■ SEITENAUSZUG ■

U.S. Department of Defense
Gastautor dieses Artikels ist Werner Müller. Seine Leidenschaft gehört der Luftfahrt und insbesondere der Verbindung der Luftfahrt zur Geschichte der Stadt Köln. Werner Müller ist der Initiator des „1. Tag der Kölner Stadtgeschichte“ und Eigentümer des Historischen Luftfahrtarchiv Köln.
Das Historische Luftfahrtarchiv Köln
Das Historische Luftfahrtarchiv Köln erforscht die Geschichte der Kölner Luftfahrt und veröffentlicht diese Geschichte auf der Website, in Fernsehdokumentationen und Berichten sowie in Ausstellungen und Vorträgen. Nach über zwanzig Jahren Forschung wurden bisher mehr als 145 Themen1Stand: April 2025 auf der Website des Luftfahrtarchivs veröffentlicht. Weitere Kapitel sind in Vorbereitung. Diese Webseite ist die weltweit größte Webseite zur Luftfahrtgeschichte einer Stadt – auch deswegen, weil Köln die weltweit reichste Luftfahrtgeschichte hat.
Für zukünftige Ausstellungen sind Anschauungsmodelle zur Kölner Luftfahrtgeschichte in Planung.

Weiterhin gesucht werden: Historische Unterlagen wie Fotos, Berichte oder Exponate zur Kölner Luftfahrt. Aber auch Interviews von Zeitzeugen sind gefragt.
Bei Interesse hält Werner Müller auch kostenlos einen Vortrag über die Geschichte der Kölner Luftfahrt. Die Eintrittsgelder gehen zu 100 Prozent an weltweite Hilfsprojekte. Kontakt:
Historisches Luftfahrtarchiv Köln
Werner Müller
Fürstenbergstr. 33
51065 Köln
Mobil OI78/62225OO
E-Mail: WM51065@Yahoo.de
www.luftfahrtarchiv-koeln.de/
Bitte beachten: Das Historische Luftfahrtarchiv Köln ist ein rein privates und kein öffentliches Archiv.
In diesem Gastbeitrag räumt Werner Müller mit dem Gerücht auf, dass die Alliierten bei den Bombenangriffen auf die Stadt speziell den Dom verschont hätten.

Was Köln über zweitausend Jahre an Kultur und Geld reich gemacht hat, wurde der Stadt im Laufe des 2. Weltkriegs zum Verhängnis. Köln wurde 262 mal aus der Luft angegriffen. Die Innenstadt wurde zu 90% zerstört.
Und am Ende des Krieges stand der weltbekannte Kölner Dom fast alleine in dieser Trümmerwüste.

■ ZU BEARBEITEN ■
- A) Beantworten Sie anhand des Seitenauszugs folgende Fragen:
(i) Wer ist Eigentümer des Historischen Luftfahrtarchivs Köln?
(ii) Wohin gehen die Eintrittsgelder der Vorträge?
(iii) Wie oft wurde Köln im 2. Weltkrieg aus der Luft angegriffen?
- B) Schreiben Sie die Stelle im Seitenauszug von „Weiterhin gesucht werden: Historische“ bis „Zeitzeugen sind gefragt.“ erneut nieder und tauschen Sie dabei „Zeitzeugen“ gegen „Augenzeugen“ aus.
Die nachstehenden Zeilen sind eigenständiges Material und gehören nicht zum Seitenauszug.

■ BEREITGESTELLTE DATEN ■
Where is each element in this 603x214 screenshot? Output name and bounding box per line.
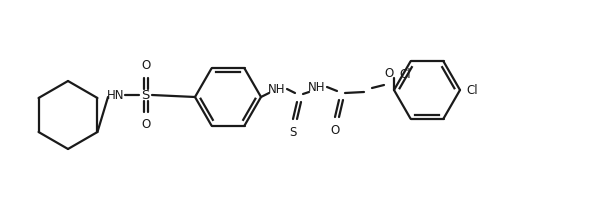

■ LÖSUNGEN ■
- A)
(i) Werner Müller ist Eigentümer des Historischen Luftfahrtarchivs Köln.
(ii) Die Eintrittsgelder gehen zu 100 Prozent an weltweite Hilfsprojekte.
(iii) Köln wurde 262 Mal aus der Luft angegriffen.

- B)
Weiterhin gesucht werden: Historische Unterlagen wie Fotos, Berichte oder Exponate zur Kölner Luftfahrt. Aber auch Interviews von Augenzeugen sind gefragt.